This is a very thinly disguised advert for the author's product, and doesn't really advance on the benefits of either approach, as it doesn't go into any depth on why Random Forests/NNs are applicable to each type of data provided.
They're both generalised solvers, but default Random Forests aren't the most common Forest these days - LightGBM/XGBoost are both using Gradient Boosted Forests by default, which would be a much more interesting comparison to a NN's Gradient Boosting.
I tried Catboost when it came out. It should be very popular, as working with categories is where a lot of people seem to fall down in Random Forests.
The 'typical' response is either to make them into numeric variable, so 1-3 for 3 categories, or to make an individual column for each one. The first approach makes sense for ordinals, but not so much for actual categories, and the latter makes it difficult to group categories when a group of two categories together has more predictive capability than any single group. I know that LightGBM did a lot of work in this to optimise testing groups of variables, as testing every possible group in a large set is very intensive.
When I tried Catboost in R, I remember it downloading a large binary to work with, which put me off considerably, and predicting with it was pretty fragile, even for R. I trust Yandex about as much as I'd trust Google, but it seemed 'odd'.
in kaggle, I often turn categorical into numeric and call it a day (even if its not ordinal). I have even found that forcing ordinality (like software versions in the microsoft malware competition) usually makes things worse in hold out.
spending too much time on categoricals is a waste of time, there are other things you can improve in your limited time, and even 'doing the right thing' results in poorer performance in hold out.

COLLECTED DATA:
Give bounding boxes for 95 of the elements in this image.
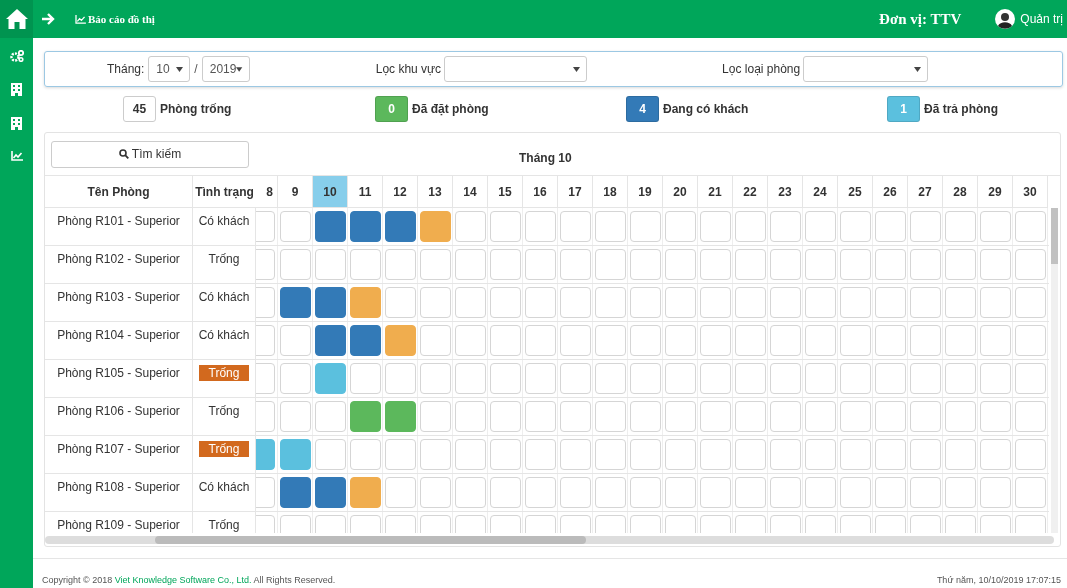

REQUIRED WORK:
**A.** Check each statement against the Random Forest discussion and answer yes or no, quoting the words that settle it: (i) LightGBM and XGBoost use Gradient Boosted Forests by default; (ii) Catboost was tried in Python; (iii) forcing ordinality usually improves hold-out results.
**B.** Reproduce the Random Forest discussion verbatim from "When I tried" to "performance in hold out.".
**C.** Render this sentence from the Random Forest discussion in Spanish: "It should be very popular, as working with categories is where a lot of people seem to fall down in Random Forests."
The material is separate from the Random Forest discussion and plays no part here.

SOLUTIONS FOR EACH TASK:
**A.**
(i) Yes: "LightGBM/XGBoost are both using Gradient Boosted Forests by default"
(ii) No: "When I tried Catboost in R"
(iii) No: "usually makes things worse in hold out"

**B.**
When I tried Catboost in R, I remember it downloading a large binary to work with, which put me off considerably, and predicting with it was pretty fragile, even for R. I trust Yandex about as much as I'd trust Google, but it seemed 'odd'.
in kaggle, I often turn categorical into numeric and call it a day (even if its not ordinal). I have even found that forcing ordinality (like software versions in the microsoft malware competition) usually makes things worse in hold out.
spending too much time on categoricals is a waste of time, there are other things you can improve in your limited time, and even 'doing the right thing' results in poorer performance in hold out.

**C.** Debería ser muy popular, ya que trabajar con categorías es donde mucha gente parece fallar en los Random Forests.